:: Aim of the task ::
Find the lines in these entries that include the word "Valley" and state how many there are, with no other words.

:: Input ::
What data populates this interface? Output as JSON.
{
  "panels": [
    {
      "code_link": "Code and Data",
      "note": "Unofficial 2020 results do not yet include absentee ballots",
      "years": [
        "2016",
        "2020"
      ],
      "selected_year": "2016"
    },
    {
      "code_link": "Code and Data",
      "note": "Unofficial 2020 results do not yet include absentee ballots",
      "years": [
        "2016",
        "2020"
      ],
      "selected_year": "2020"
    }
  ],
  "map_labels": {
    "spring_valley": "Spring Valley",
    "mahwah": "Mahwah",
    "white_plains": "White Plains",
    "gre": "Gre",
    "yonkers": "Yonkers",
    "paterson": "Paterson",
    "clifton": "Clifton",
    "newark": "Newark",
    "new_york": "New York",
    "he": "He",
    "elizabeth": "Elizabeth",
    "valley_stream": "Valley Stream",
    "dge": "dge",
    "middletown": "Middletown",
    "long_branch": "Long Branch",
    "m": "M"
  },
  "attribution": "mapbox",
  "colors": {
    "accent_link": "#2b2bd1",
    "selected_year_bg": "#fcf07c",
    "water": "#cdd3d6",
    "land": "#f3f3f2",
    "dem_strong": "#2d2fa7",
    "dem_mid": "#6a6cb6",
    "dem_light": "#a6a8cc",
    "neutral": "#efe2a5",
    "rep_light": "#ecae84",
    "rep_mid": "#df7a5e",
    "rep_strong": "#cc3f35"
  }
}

:: Response to the task ::
2